··· Supplied text ···

In the second stage, a composition matrix, which comprises all the possible combinations of elemental compositions is prepared and this in turn segregates the composition of alloys into HEA or Non-HEA clusters later. The term “combination matrix” refers to the matrix which has all possible combinations of the HEAs with varying constituent elements (2–6) ranging from 1 to 99% composition of every element. Each row of the matrix shown in Stage 2, represents a possible alloy with the selected elements.

The corresponding combination matrix is selected based on the number of selected elements of the HEA. The column headings of this composition matrix are to be replaced with the names of the selected elements. This dataset is then sent as an input to the classifier model to segregate HEAs and non-HEAs. For example, a composition matrix for a HEA containing 6 elements (Fe, Ni, Co, Cr, Cu, Al) will contain 70,560,204 different compositions, only a few are shown in Fig. 3.

A demonstration of the composition matrix for six element alloy.

After the composition matrix has been built in the second stage, these values are used as inputs for the 3rd stage of the model i.e., the HEA classifier, which classifies whether the combination of selected elements and their composition are forming a HEA or not.

For demonstration and validation of HEA classifier, 32 experimental alloys (Table S16) formed by Fe, Ni, Co, Cr, Cu, and Al, were chosen from the existing dataset. The model gives ‘1’ as the output for all the 32 alloys i.e., the model classifies them as HEAs. The results were validated for these alloys from the literature and it was found that the 32 alloy compositions were in fact HEAs31.

If the combination does not form a HEA, then the output is shown as a non-HEA system. If the combination forms HEA, then the model moves on to the 4th stage i.e., the BM Regressor which takes the same input vector as the classifier, which results in a list of possible HEA compositions with their corresponding bulk moduli, for a given set of elements as input. The 32 HEAs were given as input to the BM regressor and the bulk modulus values were predicted.

Stage 5 is a user-dependent stage, wherein the user takes the output obtained in Stage 4 (The list of bulk modulus values), to find out the HEA composition which has the highest bulk modulus value, as shown in Fig. 4 (which is a screenshot of Table S16). To validate the BM regressor, the authors compared the experimental value and predicted value with the values available in the literature31,32 and the Mean Absolute Error (MAPE) obtained was 1.25%. (Table S16).

HEA configuration corresponding to their bulk modulus values.

···

| Stated exercise |
Transcribe the high-entropy alloy passage word for word, starting with "The corresponding combination" and going on through "six element alloy.".

··· Provided material ···

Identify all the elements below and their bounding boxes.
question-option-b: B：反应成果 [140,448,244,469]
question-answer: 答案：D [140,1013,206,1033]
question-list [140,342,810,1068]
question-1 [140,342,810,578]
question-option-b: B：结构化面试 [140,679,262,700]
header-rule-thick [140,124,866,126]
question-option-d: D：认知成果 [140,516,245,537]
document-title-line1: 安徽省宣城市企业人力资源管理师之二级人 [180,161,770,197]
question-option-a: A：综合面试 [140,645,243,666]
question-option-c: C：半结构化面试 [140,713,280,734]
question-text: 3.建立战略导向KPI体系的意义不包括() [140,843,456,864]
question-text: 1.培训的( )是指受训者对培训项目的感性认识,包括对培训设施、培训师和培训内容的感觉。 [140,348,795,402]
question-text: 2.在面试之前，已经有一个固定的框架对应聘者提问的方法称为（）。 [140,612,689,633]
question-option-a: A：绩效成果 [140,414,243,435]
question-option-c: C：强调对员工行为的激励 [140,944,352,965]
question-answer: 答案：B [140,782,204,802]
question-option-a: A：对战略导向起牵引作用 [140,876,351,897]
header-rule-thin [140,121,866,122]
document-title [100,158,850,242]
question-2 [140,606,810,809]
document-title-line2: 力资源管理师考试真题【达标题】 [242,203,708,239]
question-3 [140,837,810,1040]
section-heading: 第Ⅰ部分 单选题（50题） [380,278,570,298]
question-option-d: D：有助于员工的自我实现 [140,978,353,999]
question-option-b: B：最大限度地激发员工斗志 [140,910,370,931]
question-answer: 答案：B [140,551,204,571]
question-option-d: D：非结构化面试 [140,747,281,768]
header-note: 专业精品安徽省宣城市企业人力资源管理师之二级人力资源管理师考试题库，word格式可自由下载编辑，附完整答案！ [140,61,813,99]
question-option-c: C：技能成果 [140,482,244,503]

···

| Task response |
The corresponding combination matrix is selected based on the number of selected elements of the HEA. The column headings of this composition matrix are to be replaced with the names of the selected elements. This dataset is then sent as an input to the classifier model to segregate HEAs and non-HEAs. For example, a composition matrix for a HEA containing 6 elements (Fe, Ni, Co, Cr, Cu, Al) will contain 70,560,204 different compositions, only a few are shown in Fig. 3.

A demonstration of the composition matrix for six element alloy.